<<<<
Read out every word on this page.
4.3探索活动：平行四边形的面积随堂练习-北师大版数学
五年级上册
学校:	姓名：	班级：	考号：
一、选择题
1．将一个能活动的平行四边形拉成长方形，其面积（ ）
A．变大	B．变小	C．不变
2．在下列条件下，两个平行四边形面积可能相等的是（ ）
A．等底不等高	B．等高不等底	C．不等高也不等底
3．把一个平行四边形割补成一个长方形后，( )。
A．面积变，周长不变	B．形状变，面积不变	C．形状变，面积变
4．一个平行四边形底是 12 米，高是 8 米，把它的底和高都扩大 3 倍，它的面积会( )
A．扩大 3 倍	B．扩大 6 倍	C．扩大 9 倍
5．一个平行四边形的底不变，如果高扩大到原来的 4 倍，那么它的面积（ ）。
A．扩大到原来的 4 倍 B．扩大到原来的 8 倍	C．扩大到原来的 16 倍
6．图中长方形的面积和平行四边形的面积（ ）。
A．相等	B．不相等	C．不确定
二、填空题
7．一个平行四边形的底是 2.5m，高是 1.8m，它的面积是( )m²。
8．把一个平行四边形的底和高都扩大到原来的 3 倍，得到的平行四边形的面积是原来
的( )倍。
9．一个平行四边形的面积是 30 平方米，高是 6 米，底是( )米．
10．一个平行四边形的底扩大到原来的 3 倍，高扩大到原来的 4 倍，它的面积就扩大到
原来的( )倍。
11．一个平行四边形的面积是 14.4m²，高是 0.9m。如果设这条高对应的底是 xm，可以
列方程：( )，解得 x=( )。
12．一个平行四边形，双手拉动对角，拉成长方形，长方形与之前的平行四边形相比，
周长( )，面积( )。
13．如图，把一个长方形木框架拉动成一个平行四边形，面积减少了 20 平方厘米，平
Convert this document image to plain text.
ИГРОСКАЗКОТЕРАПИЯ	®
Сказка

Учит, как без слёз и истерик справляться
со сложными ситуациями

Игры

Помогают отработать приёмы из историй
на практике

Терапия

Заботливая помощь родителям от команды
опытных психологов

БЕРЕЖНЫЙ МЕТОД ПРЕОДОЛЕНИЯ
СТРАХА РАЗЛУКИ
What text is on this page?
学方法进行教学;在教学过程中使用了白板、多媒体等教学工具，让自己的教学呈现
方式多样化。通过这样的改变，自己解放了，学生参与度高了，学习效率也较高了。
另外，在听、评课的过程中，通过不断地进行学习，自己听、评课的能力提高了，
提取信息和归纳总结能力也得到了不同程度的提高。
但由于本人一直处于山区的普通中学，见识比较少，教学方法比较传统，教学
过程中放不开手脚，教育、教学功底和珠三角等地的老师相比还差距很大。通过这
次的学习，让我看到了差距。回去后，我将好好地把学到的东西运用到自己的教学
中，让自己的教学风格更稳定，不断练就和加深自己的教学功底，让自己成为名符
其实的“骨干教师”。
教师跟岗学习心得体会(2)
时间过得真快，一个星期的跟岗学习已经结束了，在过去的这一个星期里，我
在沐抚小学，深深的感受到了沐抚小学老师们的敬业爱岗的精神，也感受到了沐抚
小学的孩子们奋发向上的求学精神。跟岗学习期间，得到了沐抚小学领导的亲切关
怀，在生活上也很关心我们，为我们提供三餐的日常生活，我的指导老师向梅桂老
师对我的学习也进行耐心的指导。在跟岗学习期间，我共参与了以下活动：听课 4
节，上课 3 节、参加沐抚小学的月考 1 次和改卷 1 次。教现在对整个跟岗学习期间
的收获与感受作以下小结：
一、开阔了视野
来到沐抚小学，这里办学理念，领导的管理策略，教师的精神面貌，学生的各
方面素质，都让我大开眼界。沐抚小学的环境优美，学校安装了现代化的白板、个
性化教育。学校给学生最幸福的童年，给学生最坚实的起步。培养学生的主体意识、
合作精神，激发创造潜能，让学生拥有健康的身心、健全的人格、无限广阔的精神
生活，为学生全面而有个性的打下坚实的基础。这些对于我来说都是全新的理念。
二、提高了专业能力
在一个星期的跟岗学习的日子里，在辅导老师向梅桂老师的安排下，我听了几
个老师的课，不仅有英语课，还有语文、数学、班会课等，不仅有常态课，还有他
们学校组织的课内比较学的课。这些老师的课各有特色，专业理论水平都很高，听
>>>>
Repeat every entry exactly as written above.

Read out every word on this page.
4.3探索活动：平行四边形的面积随堂练习-北师大版数学
五年级上册
学校:	姓名：	班级：	考号：
一、选择题
1．将一个能活动的平行四边形拉成长方形，其面积（ ）
A．变大	B．变小	C．不变
2．在下列条件下，两个平行四边形面积可能相等的是（ ）
A．等底不等高	B．等高不等底	C．不等高也不等底
3．把一个平行四边形割补成一个长方形后，( )。
A．面积变，周长不变	B．形状变，面积不变	C．形状变，面积变
4．一个平行四边形底是 12 米，高是 8 米，把它的底和高都扩大 3 倍，它的面积会( )
A．扩大 3 倍	B．扩大 6 倍	C．扩大 9 倍
5．一个平行四边形的底不变，如果高扩大到原来的 4 倍，那么它的面积（ ）。
A．扩大到原来的 4 倍 B．扩大到原来的 8 倍	C．扩大到原来的 16 倍
6．图中长方形的面积和平行四边形的面积（ ）。
A．相等	B．不相等	C．不确定
二、填空题
7．一个平行四边形的底是 2.5m，高是 1.8m，它的面积是( )m²。
8．把一个平行四边形的底和高都扩大到原来的 3 倍，得到的平行四边形的面积是原来
的( )倍。
9．一个平行四边形的面积是 30 平方米，高是 6 米，底是( )米．
10．一个平行四边形的底扩大到原来的 3 倍，高扩大到原来的 4 倍，它的面积就扩大到
原来的( )倍。
11．一个平行四边形的面积是 14.4m²，高是 0.9m。如果设这条高对应的底是 xm，可以
列方程：( )，解得 x=( )。
12．一个平行四边形，双手拉动对角，拉成长方形，长方形与之前的平行四边形相比，
周长( )，面积( )。
13．如图，把一个长方形木框架拉动成一个平行四边形，面积减少了 20 平方厘米，平
Convert this document image to plain text.
ИГРОСКАЗКОТЕРАПИЯ	®
Сказка

Учит, как без слёз и истерик справляться
со сложными ситуациями

Игры

Помогают отработать приёмы из историй
на практике

Терапия

Заботливая помощь родителям от команды
опытных психологов

БЕРЕЖНЫЙ МЕТОД ПРЕОДОЛЕНИЯ
СТРАХА РАЗЛУКИ
What text is on this page?
学方法进行教学;在教学过程中使用了白板、多媒体等教学工具，让自己的教学呈现
方式多样化。通过这样的改变，自己解放了，学生参与度高了，学习效率也较高了。
另外，在听、评课的过程中，通过不断地进行学习，自己听、评课的能力提高了，
提取信息和归纳总结能力也得到了不同程度的提高。
但由于本人一直处于山区的普通中学，见识比较少，教学方法比较传统，教学
过程中放不开手脚，教育、教学功底和珠三角等地的老师相比还差距很大。通过这
次的学习，让我看到了差距。回去后，我将好好地把学到的东西运用到自己的教学
中，让自己的教学风格更稳定，不断练就和加深自己的教学功底，让自己成为名符
其实的“骨干教师”。
教师跟岗学习心得体会(2)
时间过得真快，一个星期的跟岗学习已经结束了，在过去的这一个星期里，我
在沐抚小学，深深的感受到了沐抚小学老师们的敬业爱岗的精神，也感受到了沐抚
小学的孩子们奋发向上的求学精神。跟岗学习期间，得到了沐抚小学领导的亲切关
怀，在生活上也很关心我们，为我们提供三餐的日常生活，我的指导老师向梅桂老
师对我的学习也进行耐心的指导。在跟岗学习期间，我共参与了以下活动：听课 4
节，上课 3 节、参加沐抚小学的月考 1 次和改卷 1 次。教现在对整个跟岗学习期间
的收获与感受作以下小结：
一、开阔了视野
来到沐抚小学，这里办学理念，领导的管理策略，教师的精神面貌，学生的各
方面素质，都让我大开眼界。沐抚小学的环境优美，学校安装了现代化的白板、个
性化教育。学校给学生最幸福的童年，给学生最坚实的起步。培养学生的主体意识、
合作精神，激发创造潜能，让学生拥有健康的身心、健全的人格、无限广阔的精神
生活，为学生全面而有个性的打下坚实的基础。这些对于我来说都是全新的理念。
二、提高了专业能力
在一个星期的跟岗学习的日子里，在辅导老师向梅桂老师的安排下，我听了几
个老师的课，不仅有英语课，还有语文、数学、班会课等，不仅有常态课，还有他
们学校组织的课内比较学的课。这些老师的课各有特色，专业理论水平都很高，听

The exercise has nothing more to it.